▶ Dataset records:
=-=-=

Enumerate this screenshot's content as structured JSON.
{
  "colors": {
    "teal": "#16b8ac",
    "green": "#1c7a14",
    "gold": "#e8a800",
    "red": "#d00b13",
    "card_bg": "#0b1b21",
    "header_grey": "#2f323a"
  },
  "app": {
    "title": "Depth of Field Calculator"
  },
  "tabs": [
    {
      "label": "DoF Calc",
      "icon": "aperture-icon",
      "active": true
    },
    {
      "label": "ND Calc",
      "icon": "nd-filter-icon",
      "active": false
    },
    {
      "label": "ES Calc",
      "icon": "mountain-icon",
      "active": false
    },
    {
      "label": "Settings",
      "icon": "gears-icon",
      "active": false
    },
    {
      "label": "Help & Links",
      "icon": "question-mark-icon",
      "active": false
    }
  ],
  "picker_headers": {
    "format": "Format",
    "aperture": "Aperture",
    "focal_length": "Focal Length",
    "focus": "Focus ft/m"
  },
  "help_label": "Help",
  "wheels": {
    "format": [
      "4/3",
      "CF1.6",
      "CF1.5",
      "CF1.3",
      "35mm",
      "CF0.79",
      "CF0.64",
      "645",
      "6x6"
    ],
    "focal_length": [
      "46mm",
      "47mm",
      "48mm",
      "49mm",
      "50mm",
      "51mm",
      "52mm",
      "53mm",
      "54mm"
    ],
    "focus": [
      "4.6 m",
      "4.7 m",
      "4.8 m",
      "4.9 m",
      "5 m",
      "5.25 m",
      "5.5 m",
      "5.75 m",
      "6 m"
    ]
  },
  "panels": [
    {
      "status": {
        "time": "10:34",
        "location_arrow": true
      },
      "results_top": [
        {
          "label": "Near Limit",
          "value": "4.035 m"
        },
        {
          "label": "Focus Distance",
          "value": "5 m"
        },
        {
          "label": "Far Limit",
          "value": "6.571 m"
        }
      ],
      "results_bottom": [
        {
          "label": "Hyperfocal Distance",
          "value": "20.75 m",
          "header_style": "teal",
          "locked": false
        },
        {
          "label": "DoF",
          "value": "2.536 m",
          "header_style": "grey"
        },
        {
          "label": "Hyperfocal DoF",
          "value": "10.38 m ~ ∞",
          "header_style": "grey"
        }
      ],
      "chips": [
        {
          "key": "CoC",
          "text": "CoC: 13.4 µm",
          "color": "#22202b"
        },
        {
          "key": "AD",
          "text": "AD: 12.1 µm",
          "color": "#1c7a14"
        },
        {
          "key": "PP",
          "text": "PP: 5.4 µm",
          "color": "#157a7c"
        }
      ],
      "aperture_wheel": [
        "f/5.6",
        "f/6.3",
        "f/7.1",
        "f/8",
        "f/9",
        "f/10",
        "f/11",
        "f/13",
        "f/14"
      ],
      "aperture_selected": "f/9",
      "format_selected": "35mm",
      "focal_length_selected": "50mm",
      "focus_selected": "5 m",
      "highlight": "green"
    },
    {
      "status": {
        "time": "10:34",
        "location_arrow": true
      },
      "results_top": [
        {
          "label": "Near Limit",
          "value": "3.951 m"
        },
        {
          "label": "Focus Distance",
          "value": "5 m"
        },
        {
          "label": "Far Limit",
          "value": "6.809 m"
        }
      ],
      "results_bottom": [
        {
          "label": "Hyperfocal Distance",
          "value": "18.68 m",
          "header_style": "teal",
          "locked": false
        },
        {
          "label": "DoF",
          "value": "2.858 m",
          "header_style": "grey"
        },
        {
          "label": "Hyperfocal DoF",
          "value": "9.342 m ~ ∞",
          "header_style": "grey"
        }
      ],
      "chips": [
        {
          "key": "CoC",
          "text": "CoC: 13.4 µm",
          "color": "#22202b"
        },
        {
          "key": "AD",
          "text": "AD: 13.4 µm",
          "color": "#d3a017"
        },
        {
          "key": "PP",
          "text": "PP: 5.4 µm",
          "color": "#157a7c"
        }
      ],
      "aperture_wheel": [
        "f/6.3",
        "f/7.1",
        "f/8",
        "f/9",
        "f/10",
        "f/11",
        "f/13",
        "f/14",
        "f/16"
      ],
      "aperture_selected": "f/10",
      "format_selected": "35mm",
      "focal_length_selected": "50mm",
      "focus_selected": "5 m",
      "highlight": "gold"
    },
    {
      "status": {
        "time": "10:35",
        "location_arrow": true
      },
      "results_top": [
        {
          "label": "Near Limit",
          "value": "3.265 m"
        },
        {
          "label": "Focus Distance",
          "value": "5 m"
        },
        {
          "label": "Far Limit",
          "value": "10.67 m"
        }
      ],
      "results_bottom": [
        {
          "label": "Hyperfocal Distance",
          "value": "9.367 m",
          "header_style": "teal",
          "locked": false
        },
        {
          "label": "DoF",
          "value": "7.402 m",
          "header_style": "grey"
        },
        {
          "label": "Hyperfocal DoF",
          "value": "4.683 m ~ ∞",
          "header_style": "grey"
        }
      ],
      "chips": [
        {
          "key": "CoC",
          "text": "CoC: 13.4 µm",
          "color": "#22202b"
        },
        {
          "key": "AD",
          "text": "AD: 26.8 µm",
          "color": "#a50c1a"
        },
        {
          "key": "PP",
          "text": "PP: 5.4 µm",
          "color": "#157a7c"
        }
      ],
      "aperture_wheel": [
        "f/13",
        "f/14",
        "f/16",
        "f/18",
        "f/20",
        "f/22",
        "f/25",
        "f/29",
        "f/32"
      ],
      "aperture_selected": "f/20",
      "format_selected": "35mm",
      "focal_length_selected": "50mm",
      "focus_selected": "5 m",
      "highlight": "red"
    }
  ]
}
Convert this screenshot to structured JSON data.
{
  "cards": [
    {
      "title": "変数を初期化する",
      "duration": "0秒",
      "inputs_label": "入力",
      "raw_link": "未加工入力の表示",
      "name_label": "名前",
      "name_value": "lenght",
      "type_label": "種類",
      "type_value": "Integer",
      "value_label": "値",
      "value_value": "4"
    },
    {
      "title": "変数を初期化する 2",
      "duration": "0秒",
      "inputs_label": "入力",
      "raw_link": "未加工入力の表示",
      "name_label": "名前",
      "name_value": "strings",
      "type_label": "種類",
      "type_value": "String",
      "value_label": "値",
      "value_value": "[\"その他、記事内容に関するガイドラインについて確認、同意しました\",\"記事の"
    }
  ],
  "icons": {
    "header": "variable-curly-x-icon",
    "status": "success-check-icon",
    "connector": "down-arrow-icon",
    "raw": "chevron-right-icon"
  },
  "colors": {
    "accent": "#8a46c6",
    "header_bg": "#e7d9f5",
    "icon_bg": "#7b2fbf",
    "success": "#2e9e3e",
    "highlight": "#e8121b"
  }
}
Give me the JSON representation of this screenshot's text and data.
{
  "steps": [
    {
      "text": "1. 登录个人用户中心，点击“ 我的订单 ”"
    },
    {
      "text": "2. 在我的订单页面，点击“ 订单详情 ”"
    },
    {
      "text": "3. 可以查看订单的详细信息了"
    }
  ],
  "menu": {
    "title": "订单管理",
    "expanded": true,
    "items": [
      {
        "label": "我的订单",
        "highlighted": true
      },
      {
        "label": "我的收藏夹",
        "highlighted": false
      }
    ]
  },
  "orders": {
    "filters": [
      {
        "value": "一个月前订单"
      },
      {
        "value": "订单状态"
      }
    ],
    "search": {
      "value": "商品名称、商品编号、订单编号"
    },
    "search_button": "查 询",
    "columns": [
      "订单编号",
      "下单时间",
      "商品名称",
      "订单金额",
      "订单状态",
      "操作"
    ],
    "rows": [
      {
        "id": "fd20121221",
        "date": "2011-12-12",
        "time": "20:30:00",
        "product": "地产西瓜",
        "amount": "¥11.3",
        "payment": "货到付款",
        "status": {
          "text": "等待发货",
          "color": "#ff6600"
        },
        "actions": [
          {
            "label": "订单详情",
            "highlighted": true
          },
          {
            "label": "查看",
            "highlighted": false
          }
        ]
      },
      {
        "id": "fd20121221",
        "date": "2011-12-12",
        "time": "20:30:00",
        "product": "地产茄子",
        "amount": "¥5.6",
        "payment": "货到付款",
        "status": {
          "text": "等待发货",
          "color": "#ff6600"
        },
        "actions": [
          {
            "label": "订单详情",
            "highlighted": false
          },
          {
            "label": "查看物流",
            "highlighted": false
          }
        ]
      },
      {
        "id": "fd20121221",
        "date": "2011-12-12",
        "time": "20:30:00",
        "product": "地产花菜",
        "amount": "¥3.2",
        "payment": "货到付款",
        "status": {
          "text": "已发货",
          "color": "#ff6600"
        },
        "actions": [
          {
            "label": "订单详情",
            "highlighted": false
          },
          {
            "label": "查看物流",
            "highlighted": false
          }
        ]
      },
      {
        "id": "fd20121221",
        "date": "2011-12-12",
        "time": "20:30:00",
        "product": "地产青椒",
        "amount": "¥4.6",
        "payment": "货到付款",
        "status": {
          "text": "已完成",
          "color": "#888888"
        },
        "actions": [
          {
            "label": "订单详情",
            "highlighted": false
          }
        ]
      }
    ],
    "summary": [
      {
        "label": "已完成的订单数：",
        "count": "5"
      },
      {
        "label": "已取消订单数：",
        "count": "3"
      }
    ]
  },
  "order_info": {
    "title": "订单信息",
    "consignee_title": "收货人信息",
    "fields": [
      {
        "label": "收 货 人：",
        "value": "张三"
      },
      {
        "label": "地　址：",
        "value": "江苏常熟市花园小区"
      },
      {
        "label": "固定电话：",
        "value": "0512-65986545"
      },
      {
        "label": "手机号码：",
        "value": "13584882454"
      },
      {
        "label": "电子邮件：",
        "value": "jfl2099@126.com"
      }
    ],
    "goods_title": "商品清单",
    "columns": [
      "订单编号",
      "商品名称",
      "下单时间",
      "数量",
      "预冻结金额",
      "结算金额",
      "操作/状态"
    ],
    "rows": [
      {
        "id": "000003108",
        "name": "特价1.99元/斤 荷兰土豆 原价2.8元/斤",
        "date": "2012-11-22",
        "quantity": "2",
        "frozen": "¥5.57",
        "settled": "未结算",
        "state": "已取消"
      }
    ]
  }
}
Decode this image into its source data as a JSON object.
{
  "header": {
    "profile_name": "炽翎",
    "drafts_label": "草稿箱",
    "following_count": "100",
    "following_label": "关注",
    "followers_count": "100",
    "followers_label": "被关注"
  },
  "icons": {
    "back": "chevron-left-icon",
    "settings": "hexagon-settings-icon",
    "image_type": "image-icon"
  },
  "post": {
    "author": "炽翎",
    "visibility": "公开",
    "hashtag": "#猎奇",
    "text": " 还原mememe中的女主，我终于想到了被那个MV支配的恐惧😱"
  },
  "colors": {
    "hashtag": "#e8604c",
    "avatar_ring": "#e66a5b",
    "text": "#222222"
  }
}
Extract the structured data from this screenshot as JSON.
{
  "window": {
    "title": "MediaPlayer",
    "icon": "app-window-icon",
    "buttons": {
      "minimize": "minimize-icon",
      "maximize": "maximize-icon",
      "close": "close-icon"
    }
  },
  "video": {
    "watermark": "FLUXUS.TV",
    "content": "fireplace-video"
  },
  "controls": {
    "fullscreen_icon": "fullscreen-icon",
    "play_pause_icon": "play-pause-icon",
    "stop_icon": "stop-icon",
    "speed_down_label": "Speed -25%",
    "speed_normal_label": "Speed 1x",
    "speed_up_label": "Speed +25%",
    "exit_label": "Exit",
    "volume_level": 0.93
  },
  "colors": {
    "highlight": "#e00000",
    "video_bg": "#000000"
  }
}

=-=-=

▶ DIRECTION: In the entries above, find every line with the word "this" and list it.

▶ THE COMPLETED TASK:
Enumerate this screenshot's content as structured JSON.
Convert this screenshot to structured JSON data.
Give me the JSON representation of this screenshot's text and data.
Decode this image into its source data as a JSON object.
Extract the structured data from this screenshot as JSON.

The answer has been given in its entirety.